» **Task statement**: Collect every line in the records below that contains the word "fees".

» **The data**:
■ ■ ■
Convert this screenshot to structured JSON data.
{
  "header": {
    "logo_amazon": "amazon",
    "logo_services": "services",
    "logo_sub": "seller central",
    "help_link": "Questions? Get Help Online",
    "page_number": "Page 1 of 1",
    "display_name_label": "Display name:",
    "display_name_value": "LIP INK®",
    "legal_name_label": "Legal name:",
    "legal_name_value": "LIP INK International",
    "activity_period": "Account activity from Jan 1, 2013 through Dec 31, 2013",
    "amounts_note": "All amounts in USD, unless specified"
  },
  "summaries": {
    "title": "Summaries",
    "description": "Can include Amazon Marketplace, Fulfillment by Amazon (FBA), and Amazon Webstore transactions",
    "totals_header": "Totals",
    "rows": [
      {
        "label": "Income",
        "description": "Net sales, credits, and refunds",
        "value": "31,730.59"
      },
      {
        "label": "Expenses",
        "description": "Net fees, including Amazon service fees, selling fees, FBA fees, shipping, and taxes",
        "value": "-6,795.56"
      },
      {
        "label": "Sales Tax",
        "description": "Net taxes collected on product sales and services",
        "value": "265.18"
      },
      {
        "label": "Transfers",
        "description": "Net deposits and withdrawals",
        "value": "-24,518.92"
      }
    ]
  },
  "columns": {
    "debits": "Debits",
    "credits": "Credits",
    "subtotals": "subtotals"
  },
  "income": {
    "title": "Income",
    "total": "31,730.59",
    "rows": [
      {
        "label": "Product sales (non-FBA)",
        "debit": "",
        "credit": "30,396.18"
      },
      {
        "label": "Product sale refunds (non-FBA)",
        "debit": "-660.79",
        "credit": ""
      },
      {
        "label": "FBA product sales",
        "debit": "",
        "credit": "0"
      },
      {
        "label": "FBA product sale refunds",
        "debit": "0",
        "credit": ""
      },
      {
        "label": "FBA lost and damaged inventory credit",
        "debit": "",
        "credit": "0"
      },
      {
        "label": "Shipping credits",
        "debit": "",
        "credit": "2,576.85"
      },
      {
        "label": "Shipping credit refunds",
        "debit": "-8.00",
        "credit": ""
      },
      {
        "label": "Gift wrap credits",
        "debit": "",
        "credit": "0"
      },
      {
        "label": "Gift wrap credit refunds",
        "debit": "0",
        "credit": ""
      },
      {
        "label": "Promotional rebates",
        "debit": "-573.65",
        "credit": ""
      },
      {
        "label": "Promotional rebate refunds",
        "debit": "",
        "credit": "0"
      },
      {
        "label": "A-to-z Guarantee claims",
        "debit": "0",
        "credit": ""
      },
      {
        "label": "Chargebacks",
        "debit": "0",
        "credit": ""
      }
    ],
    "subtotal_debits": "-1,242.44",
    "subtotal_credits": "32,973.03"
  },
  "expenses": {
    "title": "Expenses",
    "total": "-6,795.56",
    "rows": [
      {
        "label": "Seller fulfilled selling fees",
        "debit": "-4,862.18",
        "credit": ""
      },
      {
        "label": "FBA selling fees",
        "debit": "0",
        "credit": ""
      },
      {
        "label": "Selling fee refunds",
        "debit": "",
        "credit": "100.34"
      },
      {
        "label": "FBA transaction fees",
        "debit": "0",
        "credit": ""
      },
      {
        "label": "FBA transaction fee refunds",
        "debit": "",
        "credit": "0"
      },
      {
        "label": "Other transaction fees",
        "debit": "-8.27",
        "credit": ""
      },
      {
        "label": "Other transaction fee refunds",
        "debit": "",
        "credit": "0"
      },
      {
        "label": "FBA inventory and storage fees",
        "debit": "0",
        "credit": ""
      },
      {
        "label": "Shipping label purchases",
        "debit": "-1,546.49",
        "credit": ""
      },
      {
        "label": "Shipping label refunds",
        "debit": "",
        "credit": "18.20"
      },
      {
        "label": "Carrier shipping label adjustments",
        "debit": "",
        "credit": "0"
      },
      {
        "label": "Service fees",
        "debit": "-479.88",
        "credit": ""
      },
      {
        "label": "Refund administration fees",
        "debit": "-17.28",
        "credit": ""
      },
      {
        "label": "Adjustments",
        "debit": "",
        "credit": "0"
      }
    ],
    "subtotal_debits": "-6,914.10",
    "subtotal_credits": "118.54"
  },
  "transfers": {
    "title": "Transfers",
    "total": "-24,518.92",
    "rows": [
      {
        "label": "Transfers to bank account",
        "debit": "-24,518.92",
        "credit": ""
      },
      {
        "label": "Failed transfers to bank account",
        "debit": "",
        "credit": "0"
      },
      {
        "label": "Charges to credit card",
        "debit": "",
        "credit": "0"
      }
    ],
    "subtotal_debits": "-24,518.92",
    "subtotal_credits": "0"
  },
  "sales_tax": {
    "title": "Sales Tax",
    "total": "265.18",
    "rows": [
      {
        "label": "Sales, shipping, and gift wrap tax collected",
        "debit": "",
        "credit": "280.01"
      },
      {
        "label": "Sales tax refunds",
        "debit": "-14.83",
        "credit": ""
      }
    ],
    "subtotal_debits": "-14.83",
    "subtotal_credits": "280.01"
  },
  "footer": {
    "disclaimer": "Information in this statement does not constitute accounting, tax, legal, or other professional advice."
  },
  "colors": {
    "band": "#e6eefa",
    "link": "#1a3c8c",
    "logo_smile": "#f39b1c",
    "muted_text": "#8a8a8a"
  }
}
■ ■ ■
» **Solution for this exercise**:
        "description": "Net fees, including Amazon service fees, selling fees, FBA fees, shipping, and taxes",
        "label": "Seller fulfilled selling fees",
        "label": "FBA selling fees",
        "label": "FBA transaction fees",
        "label": "Other transaction fees",
        "label": "FBA inventory and storage fees",
        "label": "Service fees",
        "label": "Refund administration fees",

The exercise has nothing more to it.